▸ **What to do**: Could you return every line of the records below verbatim, without changing anything?

== == ==

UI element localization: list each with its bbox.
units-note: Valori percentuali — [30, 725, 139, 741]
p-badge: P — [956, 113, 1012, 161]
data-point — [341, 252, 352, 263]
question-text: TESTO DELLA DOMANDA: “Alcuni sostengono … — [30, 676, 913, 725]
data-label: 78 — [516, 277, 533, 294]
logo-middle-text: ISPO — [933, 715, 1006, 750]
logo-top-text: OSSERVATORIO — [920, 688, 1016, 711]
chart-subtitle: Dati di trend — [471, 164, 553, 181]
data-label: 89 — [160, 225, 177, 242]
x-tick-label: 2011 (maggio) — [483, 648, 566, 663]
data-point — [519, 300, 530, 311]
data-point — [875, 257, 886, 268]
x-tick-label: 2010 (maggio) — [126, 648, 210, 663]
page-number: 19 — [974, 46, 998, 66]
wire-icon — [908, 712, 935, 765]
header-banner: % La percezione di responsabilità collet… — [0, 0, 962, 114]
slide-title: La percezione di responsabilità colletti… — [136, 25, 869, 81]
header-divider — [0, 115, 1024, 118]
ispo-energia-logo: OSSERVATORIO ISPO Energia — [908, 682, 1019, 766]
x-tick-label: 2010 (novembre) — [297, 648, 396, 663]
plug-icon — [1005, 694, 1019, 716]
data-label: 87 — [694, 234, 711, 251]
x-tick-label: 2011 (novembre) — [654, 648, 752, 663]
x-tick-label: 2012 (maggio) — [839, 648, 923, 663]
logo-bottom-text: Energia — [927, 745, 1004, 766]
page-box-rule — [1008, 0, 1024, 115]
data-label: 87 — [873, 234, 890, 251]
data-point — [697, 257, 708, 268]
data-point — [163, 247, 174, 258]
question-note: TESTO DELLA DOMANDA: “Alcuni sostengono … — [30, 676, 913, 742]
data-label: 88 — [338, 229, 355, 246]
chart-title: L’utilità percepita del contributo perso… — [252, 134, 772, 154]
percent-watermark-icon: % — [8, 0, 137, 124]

== == ==

▸ **Written answer**:
UI element localization: list each with its bbox.
units-note: Valori percentuali — [30, 725, 139, 741]
p-badge: P — [956, 113, 1012, 161]
data-point — [341, 252, 352, 263]
question-text: TESTO DELLA DOMANDA: “Alcuni sostengono … — [30, 676, 913, 725]
data-label: 78 — [516, 277, 533, 294]
logo-middle-text: ISPO — [933, 715, 1006, 750]
logo-top-text: OSSERVATORIO — [920, 688, 1016, 711]
chart-subtitle: Dati di trend — [471, 164, 553, 181]
data-label: 89 — [160, 225, 177, 242]
x-tick-label: 2011 (maggio) — [483, 648, 566, 663]
data-point — [519, 300, 530, 311]
data-point — [875, 257, 886, 268]
x-tick-label: 2010 (maggio) — [126, 648, 210, 663]
page-number: 19 — [974, 46, 998, 66]
wire-icon — [908, 712, 935, 765]
header-banner: % La percezione di responsabilità collet… — [0, 0, 962, 114]
slide-title: La percezione di responsabilità colletti… — [136, 25, 869, 81]
header-divider — [0, 115, 1024, 118]
ispo-energia-logo: OSSERVATORIO ISPO Energia — [908, 682, 1019, 766]
x-tick-label: 2010 (novembre) — [297, 648, 396, 663]
plug-icon — [1005, 694, 1019, 716]
data-label: 87 — [694, 234, 711, 251]
x-tick-label: 2011 (novembre) — [654, 648, 752, 663]
x-tick-label: 2012 (maggio) — [839, 648, 923, 663]
logo-bottom-text: Energia — [927, 745, 1004, 766]
page-box-rule — [1008, 0, 1024, 115]
data-label: 87 — [873, 234, 890, 251]
data-point — [697, 257, 708, 268]
data-point — [163, 247, 174, 258]
question-note: TESTO DELLA DOMANDA: “Alcuni sostengono … — [30, 676, 913, 742]
data-label: 88 — [338, 229, 355, 246]
chart-title: L’utilità percepita del contributo perso… — [252, 134, 772, 154]
percent-watermark-icon: % — [8, 0, 137, 124]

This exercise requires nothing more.